### AIM
Report every line from the material that contains the word "وذكر".

### DATA ENTRIES
———

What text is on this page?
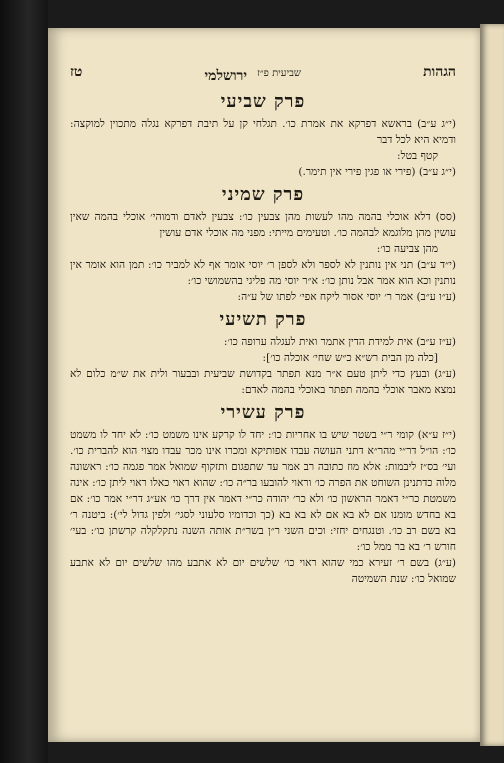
הגהות
שביעית פ״ז
ירושלמי
טז
פרק שביעי

(י״ג ע״ב) בראשא דפרקא את אמרת כו׳. תגלחי קן על תיבת דפרקא נגלה מתכוין למוקצה: ודמיא היא לכל דבר

קטף בטל:

(י״ג ע״ב) (פירי או פגין פירי אין תימר.)

פרק שמיני

(סס) דלא אוכלי בהמה מהו לעשות מהן צבעין כו׳: צבעין לאדם ודמוהי׳ אוכלי בהמה שאין עושין מהן מלוגמא לבהמה כו׳. וטעימים מייתי: מפני מה אוכלי אדם עושין

מהן צביעה כו׳:

(י״ד ע״ב) תני אין נותנין לא לספר ולא לספן ר׳ יוסי אומר אף לא למביר כו׳: תמן הוא אומר אין נותנין וכא הוא אמר אבל נותן כו׳: א״ר יוסי מה פליגי בהשמושי כו׳:

(ע״ו ע״ב) אמר ר׳ יוסי אסור ליקח אפי׳ לפתו של ע״ה:

פרק תשיעי

(ע״ז ע״ב) אית למידת הדין אתמר ואית לעגלה ערופה כו׳:

[כלה מן הבית רש״א כ״ש שחי׳ אוכלה כו׳]:

(ע״ג) ובעץ כדי ליתן טעם א״ר מנא תפתר בקדושת שביעית ובבעור ולית את ש״מ כלום לא נמצא מאבר אוכלי בהמה תפתר באוכלי בהמה לאדם:

פרק עשירי

(י״ז ע״א) קומי ר״י בשטר שיש בו אחריות כו׳: יחד לו קרקע אינו משמט כו׳: לא יחד לו משמט כו׳: הו״ל דר״י מהר״א דתני העושה עבדו אפותיקא ומכרו אינו מכר עבדו מצוי הוא להברית כו׳. ועי׳ בס״ז ליבמות: אלא מוז כתובה רב אמר עד שתפגום ותזקוף שמואל אמר פגמה כו׳: ראשונה מלוה כדתנינן השוחט את הפרה כו׳ וראוי להובעו בר״ה כו׳: שהוא ראוי כאלו ראוי ליתן כו׳: אינה משמטת כר״י דאמר הראשון כו׳ ולא כר׳ יהודה כר״י דאמר אין דרך כו׳ אע״ג דר״י אמר כו׳: אם בא בחדש מומנו אם לא בא אם לא בא בא (כך וכדומיו סלעוני לסגי׳ ולפין גדול לי׳): ביטנה ר׳ בא בשם רב כו׳. וטנגחים יחזי: וכים השני ר״ן בשר״ת אותה השנה נתקלקלה קרשתן כו׳: בעי׳ חורש ר׳ בא בר ממל כו׳:

(ע״ג) בשם ר׳ זעירא כמי שהוא ראוי כו׳ שלשים יום לא אתבע מהו שלשים יום לא אתבע שמואל כו׳: שנת השמיטה
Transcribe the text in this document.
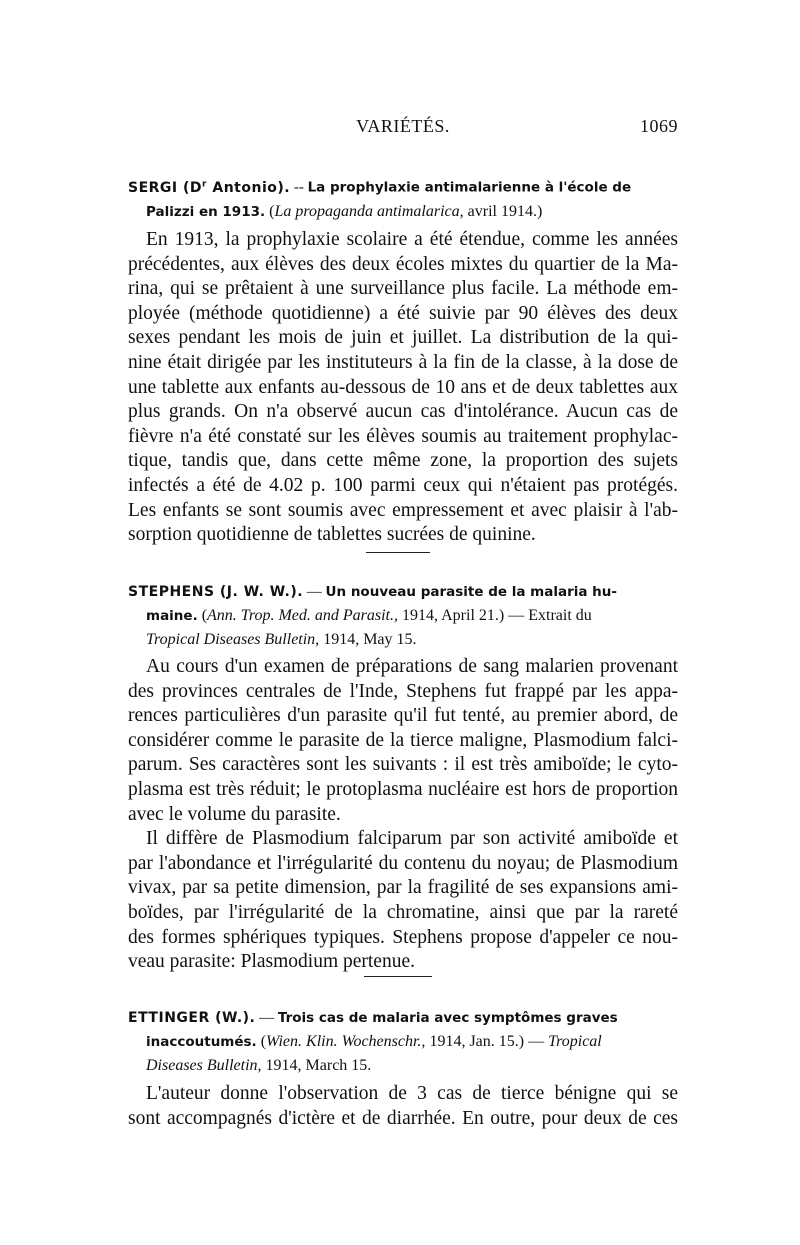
VARIÉTÉS.	1069
SERGI ($D^r$ Antonio). -- La prophylaxie antimalarienne à l'école de
Palizzi en 1913. (La propaganda antimalarica, avril 1914.)
En 1913, la prophylaxie scolaire a été étendue, comme les années
précédentes, aux élèves des deux écoles mixtes du quartier de la Ma-
rina, qui se prêtaient à une surveillance plus facile. La méthode em-
ployée (méthode quotidienne) a été suivie par 90 élèves des deux
sexes pendant les mois de juin et juillet. La distribution de la qui-
nine était dirigée par les instituteurs à la fin de la classe, à la dose de
une tablette aux enfants au-dessous de 10 ans et de deux tablettes aux
plus grands. On n'a observé aucun cas d'intolérance. Aucun cas de
fièvre n'a été constaté sur les élèves soumis au traitement prophylac-
tique, tandis que, dans cette même zone, la proportion des sujets
infectés a été de 4.02 p. 100 parmi ceux qui n'étaient pas protégés.
Les enfants se sont soumis avec empressement et avec plaisir à l'ab-
sorption quotidienne de tablettes sucrées de quinine.
STEPHENS (J. W. W.). — Un nouveau parasite de la malaria hu-
maine. (Ann. Trop. Med. and Parasit., 1914, April 21.) — Extrait du
Tropical Diseases Bulletin, 1914, May 15.
Au cours d'un examen de préparations de sang malarien provenant
des provinces centrales de l'Inde, Stephens fut frappé par les appa-
rences particulières d'un parasite qu'il fut tenté, au premier abord, de
considérer comme le parasite de la tierce maligne, Plasmodium falci-
parum. Ses caractères sont les suivants : il est très amiboïde; le cyto-
plasma est très réduit; le protoplasma nucléaire est hors de proportion
avec le volume du parasite.
Il diffère de Plasmodium falciparum par son activité amiboïde et
par l'abondance et l'irrégularité du contenu du noyau; de Plasmodium
vivax, par sa petite dimension, par la fragilité de ses expansions ami-
boïdes, par l'irrégularité de la chromatine, ainsi que par la rareté
des formes sphériques typiques. Stephens propose d'appeler ce nou-
veau parasite: Plasmodium pertenue.
ETTINGER (W.). — Trois cas de malaria avec symptômes graves
inaccoutumés. (Wien. Klin. Wochenschr., 1914, Jan. 15.) — Tropical
Diseases Bulletin, 1914, March 15.
L'auteur donne l'observation de 3 cas de tierce bénigne qui se
sont accompagnés d'ictère et de diarrhée. En outre, pour deux de ces
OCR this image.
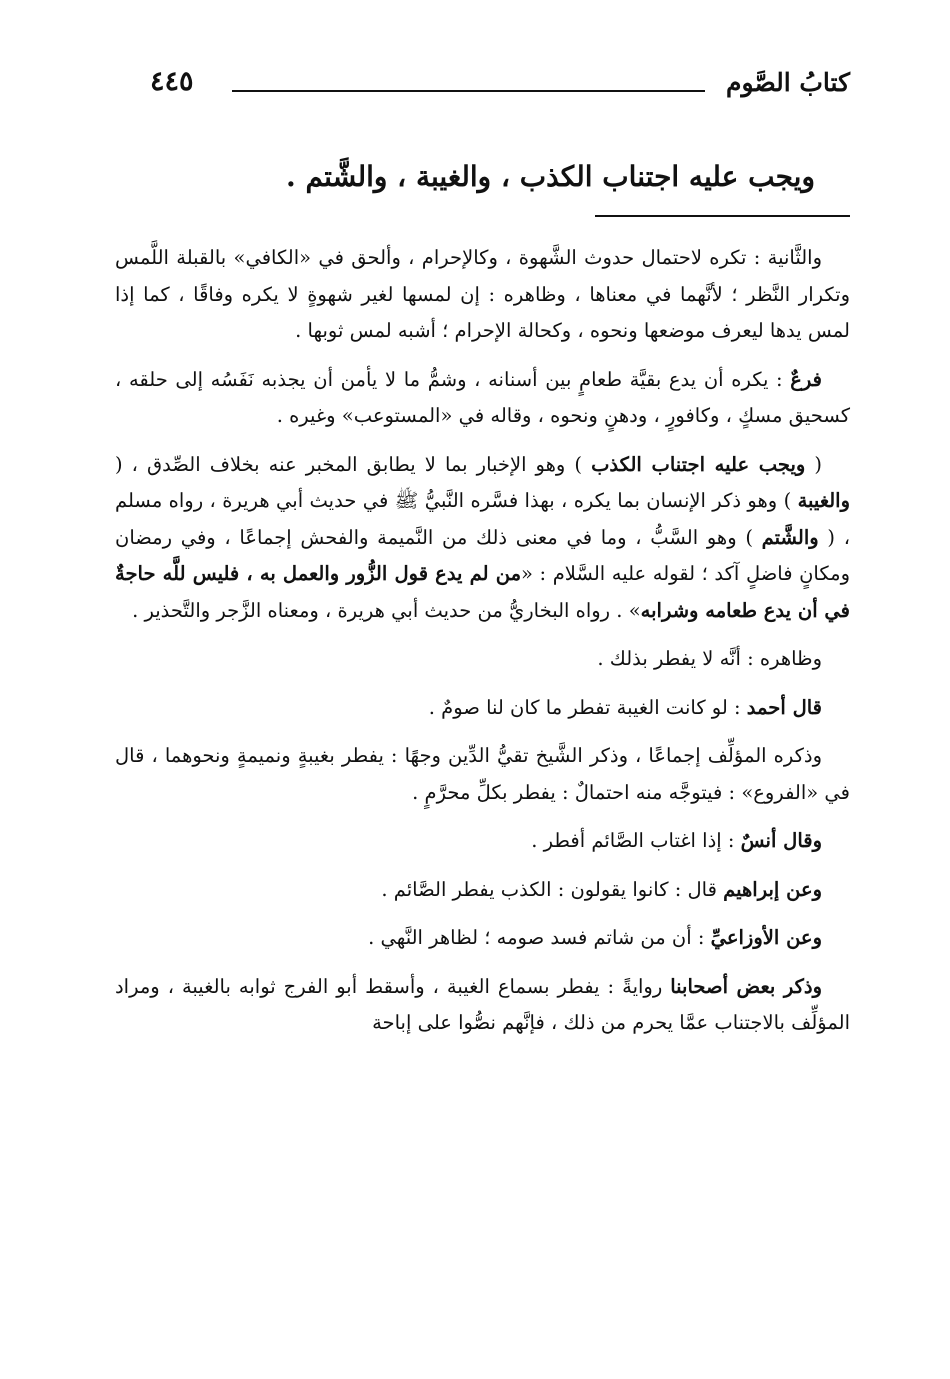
كتابُ الصَّوم
٤٤٥
ويجب عليه اجتناب الكذب ، والغيبة ، والشَّتم .

والثَّانية : تكره لاحتمال حدوث الشَّهوة ، وكالإحرام ، وألحق في «الكافي» بالقبلة اللَّمس وتكرار النَّظر ؛ لأنَّهما في معناها ، وظاهره : إن لمسها لغير شهوةٍ لا يكره وفاقًا ، كما إذا لمس يدها ليعرف موضعها ونحوه ، وكحالة الإحرام ؛ أشبه لمس ثوبها .

فرعٌ : يكره أن يدع بقيَّة طعامٍ بين أسنانه ، وشمُّ ما لا يأمن أن يجذبه نَفَسُه إلى حلقه ، كسحيق مسكٍ ، وكافورٍ ، ودهنٍ ونحوه ، وقاله في «المستوعب» وغيره .

( ويجب عليه اجتناب الكذب ) وهو الإخبار بما لا يطابق المخبر عنه بخلاف الصِّدق ، ( والغيبة ) وهو ذكر الإنسان بما يكره ، بهذا فسَّره النَّبيُّ ﷺ في حديث أبي هريرة ، رواه مسلم ، ( والشَّتم ) وهو السَّبُّ ، وما في معنى ذلك من النَّميمة والفحش إجماعًا ، وفي رمضان ومكانٍ فاضلٍ آكد ؛ لقوله عليه السَّلام : «من لم يدع قول الزُّور والعمل به ، فليس للَّه حاجةٌ في أن يدع طعامه وشرابه» . رواه البخاريُّ من حديث أبي هريرة ، ومعناه الزَّجر والتَّحذير .

وظاهره : أنَّه لا يفطر بذلك .

قال أحمد : لو كانت الغيبة تفطر ما كان لنا صومٌ .

وذكره المؤلِّف إجماعًا ، وذكر الشَّيخ تقيُّ الدِّين وجهًا : يفطر بغيبةٍ ونميمةٍ ونحوهما ، قال في «الفروع» : فيتوجَّه منه احتمالٌ : يفطر بكلِّ محرَّمٍ .

وقال أنسٌ : إذا اغتاب الصَّائم أفطر .

وعن إبراهيم قال : كانوا يقولون : الكذب يفطر الصَّائم .

وعن الأوزاعيِّ : أن من شاتم فسد صومه ؛ لظاهر النَّهي .

وذكر بعض أصحابنا روايةً : يفطر بسماع الغيبة ، وأسقط أبو الفرج ثوابه بالغيبة ، ومراد المؤلِّف بالاجتناب عمَّا يحرم من ذلك ، فإنَّهم نصُّوا على إباحة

———

### TASK ANSWER
وذكره المؤلِّف إجماعًا ، وذكر الشَّيخ تقيُّ الدِّين وجهًا : يفطر بغيبةٍ ونميمةٍ ونحوهما ، قال في «الفروع» : فيتوجَّه منه احتمالٌ : يفطر بكلِّ محرَّمٍ .
وذكر بعض أصحابنا روايةً : يفطر بسماع الغيبة ، وأسقط أبو الفرج ثوابه بالغيبة ، ومراد المؤلِّف بالاجتناب عمَّا يحرم من ذلك ، فإنَّهم نصُّوا على إباحة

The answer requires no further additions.